(WHAT TO WORK ON): Extract each line bearing the word "Captcha".
# # # # # # #
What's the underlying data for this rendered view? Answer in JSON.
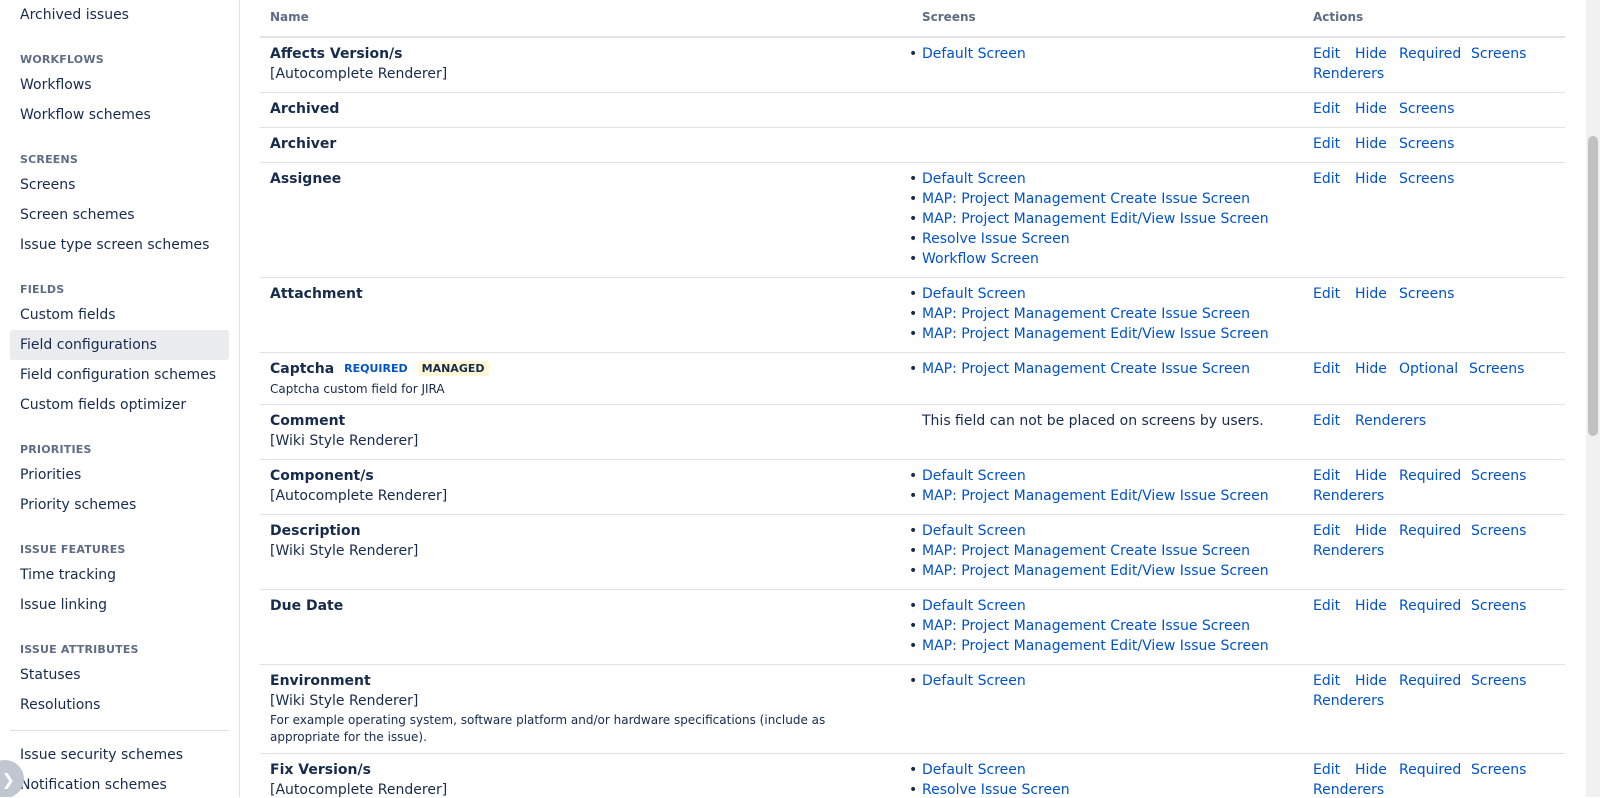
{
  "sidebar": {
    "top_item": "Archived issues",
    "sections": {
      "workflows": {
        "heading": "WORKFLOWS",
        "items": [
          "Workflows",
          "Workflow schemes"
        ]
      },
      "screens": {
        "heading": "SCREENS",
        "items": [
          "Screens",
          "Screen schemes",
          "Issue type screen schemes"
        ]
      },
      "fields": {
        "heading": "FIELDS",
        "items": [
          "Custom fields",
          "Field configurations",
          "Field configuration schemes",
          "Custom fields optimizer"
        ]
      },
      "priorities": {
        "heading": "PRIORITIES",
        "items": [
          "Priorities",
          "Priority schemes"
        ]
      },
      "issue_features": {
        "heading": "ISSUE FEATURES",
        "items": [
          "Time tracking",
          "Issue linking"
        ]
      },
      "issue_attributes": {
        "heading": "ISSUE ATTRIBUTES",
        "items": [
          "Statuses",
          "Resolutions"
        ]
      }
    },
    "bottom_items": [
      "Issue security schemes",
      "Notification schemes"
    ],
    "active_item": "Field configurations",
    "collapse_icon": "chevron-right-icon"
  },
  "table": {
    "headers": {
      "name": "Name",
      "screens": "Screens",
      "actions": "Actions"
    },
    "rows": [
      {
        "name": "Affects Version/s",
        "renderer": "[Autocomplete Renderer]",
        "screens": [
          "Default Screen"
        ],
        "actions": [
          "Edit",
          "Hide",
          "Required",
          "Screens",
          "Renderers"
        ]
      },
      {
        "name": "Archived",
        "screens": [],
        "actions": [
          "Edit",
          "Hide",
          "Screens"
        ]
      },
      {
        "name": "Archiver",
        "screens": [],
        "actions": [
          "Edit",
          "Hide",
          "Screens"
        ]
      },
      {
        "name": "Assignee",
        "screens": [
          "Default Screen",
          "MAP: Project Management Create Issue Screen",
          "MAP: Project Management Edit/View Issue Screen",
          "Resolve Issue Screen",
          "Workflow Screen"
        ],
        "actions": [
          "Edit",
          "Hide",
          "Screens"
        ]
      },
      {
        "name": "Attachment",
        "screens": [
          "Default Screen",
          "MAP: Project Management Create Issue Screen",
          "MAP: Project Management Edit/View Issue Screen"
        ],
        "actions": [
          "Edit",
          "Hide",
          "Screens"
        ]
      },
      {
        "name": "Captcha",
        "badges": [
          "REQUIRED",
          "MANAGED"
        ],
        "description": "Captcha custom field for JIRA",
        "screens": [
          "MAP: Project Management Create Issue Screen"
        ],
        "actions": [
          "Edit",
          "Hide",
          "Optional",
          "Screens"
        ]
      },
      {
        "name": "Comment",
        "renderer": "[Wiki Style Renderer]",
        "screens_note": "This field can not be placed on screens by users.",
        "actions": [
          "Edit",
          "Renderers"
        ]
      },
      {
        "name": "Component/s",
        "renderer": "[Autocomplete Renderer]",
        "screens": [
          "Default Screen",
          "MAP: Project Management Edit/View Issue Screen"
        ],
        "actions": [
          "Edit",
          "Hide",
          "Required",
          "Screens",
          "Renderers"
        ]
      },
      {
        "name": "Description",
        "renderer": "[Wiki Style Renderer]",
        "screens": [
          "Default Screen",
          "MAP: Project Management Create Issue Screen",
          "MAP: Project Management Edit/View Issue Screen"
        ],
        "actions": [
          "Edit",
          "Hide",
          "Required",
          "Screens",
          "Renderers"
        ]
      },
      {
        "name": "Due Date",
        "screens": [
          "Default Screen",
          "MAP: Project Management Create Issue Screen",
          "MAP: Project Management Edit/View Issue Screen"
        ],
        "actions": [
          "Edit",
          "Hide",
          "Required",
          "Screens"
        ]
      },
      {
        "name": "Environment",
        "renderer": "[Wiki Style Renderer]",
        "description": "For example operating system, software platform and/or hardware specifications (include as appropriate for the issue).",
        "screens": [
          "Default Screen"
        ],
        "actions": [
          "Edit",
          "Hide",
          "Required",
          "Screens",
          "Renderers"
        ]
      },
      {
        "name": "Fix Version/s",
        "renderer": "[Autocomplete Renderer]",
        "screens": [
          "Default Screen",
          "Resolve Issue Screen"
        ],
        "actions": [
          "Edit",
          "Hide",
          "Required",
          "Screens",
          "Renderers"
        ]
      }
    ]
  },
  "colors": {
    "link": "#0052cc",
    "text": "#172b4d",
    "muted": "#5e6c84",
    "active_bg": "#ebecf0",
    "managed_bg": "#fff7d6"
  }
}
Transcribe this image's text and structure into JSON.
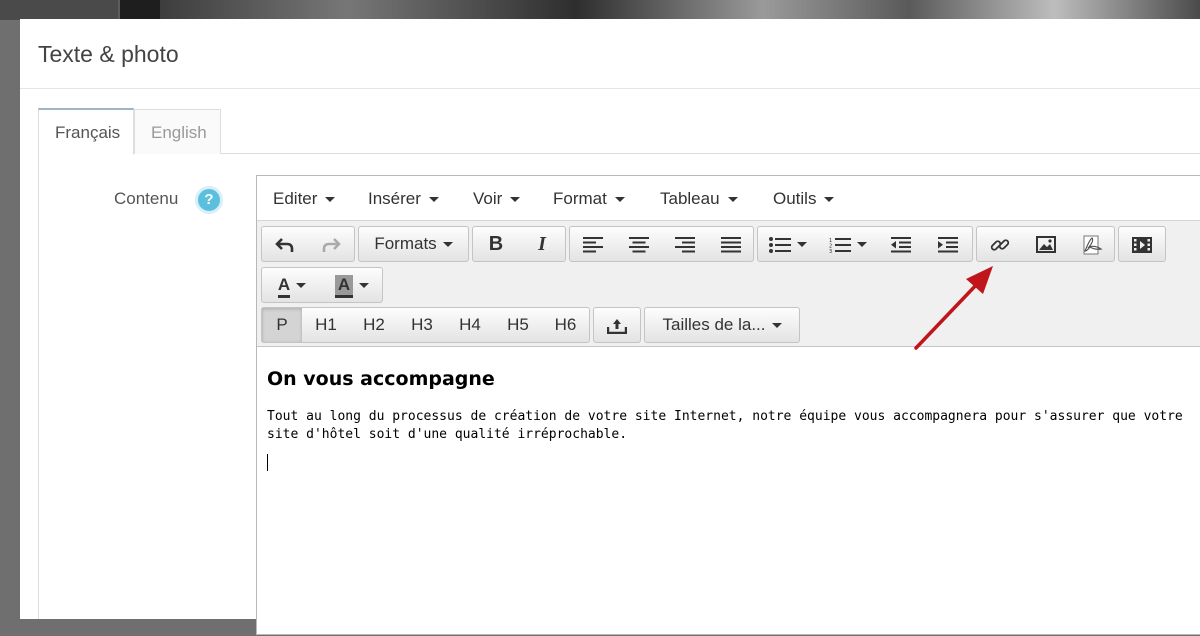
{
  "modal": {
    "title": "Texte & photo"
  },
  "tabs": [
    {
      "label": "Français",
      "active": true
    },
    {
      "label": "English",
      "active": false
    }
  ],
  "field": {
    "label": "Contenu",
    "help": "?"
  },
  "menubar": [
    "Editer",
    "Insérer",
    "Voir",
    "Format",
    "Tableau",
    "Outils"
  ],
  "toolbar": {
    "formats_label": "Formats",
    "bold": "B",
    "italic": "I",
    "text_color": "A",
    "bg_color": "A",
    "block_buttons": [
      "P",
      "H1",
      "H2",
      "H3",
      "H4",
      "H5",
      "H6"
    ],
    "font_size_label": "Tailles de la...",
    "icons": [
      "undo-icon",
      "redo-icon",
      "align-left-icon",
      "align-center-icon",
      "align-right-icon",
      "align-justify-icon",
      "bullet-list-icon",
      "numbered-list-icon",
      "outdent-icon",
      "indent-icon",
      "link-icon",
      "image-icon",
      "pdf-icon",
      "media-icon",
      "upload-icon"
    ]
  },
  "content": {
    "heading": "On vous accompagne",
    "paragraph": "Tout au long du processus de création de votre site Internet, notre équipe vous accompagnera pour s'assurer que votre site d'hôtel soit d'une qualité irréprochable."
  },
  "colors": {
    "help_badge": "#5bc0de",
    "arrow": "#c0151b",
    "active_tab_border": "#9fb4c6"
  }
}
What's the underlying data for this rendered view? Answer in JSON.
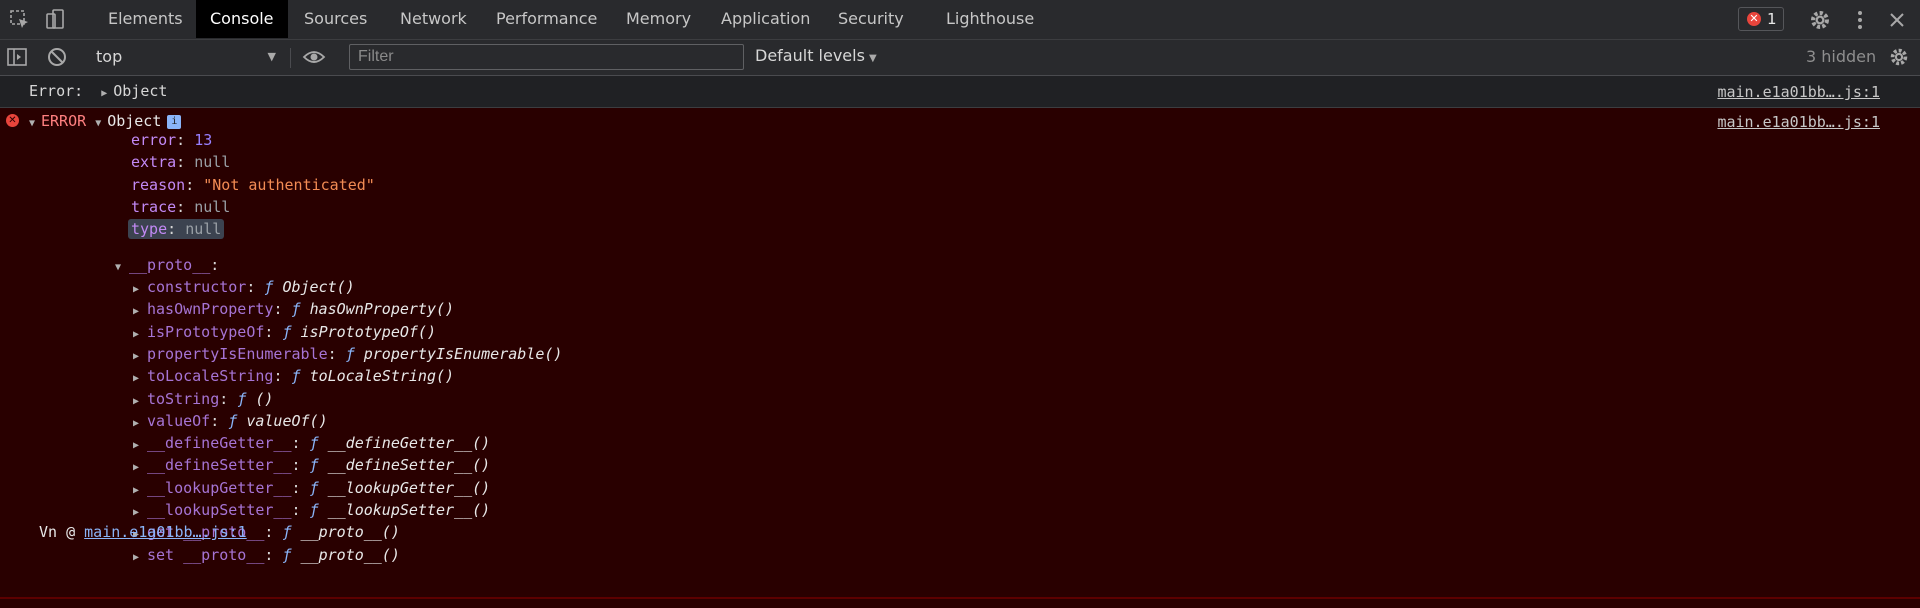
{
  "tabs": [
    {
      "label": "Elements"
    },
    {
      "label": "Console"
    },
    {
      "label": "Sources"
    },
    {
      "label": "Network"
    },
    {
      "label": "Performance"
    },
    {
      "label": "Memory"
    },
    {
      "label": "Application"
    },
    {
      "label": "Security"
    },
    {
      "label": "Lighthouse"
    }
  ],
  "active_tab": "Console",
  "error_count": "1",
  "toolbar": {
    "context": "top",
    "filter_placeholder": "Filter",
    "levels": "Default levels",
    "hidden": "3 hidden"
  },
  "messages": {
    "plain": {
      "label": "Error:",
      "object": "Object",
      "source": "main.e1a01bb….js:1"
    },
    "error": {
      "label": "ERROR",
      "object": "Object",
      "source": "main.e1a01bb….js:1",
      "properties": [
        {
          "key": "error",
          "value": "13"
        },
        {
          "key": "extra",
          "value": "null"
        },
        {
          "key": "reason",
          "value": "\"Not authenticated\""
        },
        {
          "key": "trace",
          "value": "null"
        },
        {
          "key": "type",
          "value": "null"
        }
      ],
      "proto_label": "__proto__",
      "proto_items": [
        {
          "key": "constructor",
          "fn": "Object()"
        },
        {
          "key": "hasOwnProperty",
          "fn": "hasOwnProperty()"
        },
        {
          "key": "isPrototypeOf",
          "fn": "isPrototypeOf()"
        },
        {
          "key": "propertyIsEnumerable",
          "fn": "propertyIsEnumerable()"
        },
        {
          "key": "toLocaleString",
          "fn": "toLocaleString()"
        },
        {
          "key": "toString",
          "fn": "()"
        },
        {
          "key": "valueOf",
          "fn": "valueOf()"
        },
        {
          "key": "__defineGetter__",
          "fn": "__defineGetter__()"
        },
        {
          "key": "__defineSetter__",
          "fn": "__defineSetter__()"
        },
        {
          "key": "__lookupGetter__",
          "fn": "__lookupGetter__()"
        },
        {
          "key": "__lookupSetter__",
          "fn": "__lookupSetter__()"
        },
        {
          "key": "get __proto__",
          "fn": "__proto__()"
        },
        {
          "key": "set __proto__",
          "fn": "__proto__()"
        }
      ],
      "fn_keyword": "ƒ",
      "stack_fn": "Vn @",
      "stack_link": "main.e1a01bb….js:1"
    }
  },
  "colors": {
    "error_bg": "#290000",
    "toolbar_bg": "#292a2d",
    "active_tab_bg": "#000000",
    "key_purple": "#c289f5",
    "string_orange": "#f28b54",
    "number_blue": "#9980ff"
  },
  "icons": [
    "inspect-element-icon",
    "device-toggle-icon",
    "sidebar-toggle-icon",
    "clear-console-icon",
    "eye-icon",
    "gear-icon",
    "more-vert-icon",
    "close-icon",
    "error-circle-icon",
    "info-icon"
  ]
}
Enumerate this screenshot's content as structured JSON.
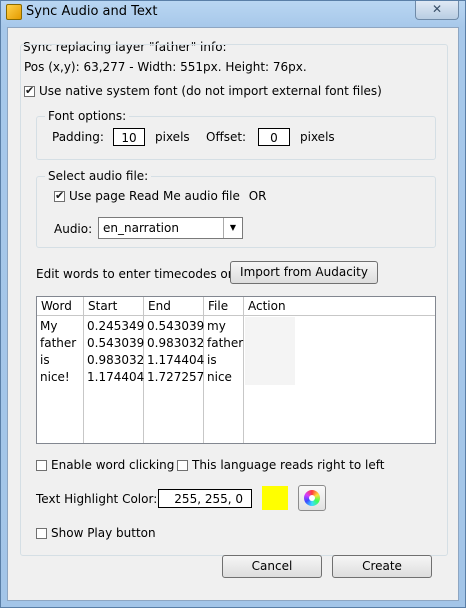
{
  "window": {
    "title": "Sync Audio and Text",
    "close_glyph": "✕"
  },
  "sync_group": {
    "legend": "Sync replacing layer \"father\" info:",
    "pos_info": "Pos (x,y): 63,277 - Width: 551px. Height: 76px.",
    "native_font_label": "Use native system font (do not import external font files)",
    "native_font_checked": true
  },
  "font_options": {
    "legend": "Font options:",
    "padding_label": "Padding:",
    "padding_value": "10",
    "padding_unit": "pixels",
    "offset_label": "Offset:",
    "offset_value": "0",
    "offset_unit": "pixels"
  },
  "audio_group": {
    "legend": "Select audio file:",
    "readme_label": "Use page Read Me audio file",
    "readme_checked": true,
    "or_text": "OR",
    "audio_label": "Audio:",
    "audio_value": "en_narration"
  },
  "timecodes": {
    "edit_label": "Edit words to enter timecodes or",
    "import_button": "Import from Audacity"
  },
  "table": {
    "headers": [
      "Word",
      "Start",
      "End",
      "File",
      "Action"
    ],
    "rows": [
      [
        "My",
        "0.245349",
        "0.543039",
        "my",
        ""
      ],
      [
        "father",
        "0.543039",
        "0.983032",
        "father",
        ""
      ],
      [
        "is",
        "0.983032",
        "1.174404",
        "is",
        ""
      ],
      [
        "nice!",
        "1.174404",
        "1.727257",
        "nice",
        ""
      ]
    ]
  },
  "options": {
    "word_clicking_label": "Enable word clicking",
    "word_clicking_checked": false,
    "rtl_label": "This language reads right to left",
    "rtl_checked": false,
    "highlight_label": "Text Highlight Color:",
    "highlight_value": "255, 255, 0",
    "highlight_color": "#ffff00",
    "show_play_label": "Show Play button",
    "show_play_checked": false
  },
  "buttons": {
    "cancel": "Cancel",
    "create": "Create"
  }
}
# # # # # # #
(EXERCISE RESPONSE):
        "name": "Captcha",
        "description": "Captcha custom field for JIRA",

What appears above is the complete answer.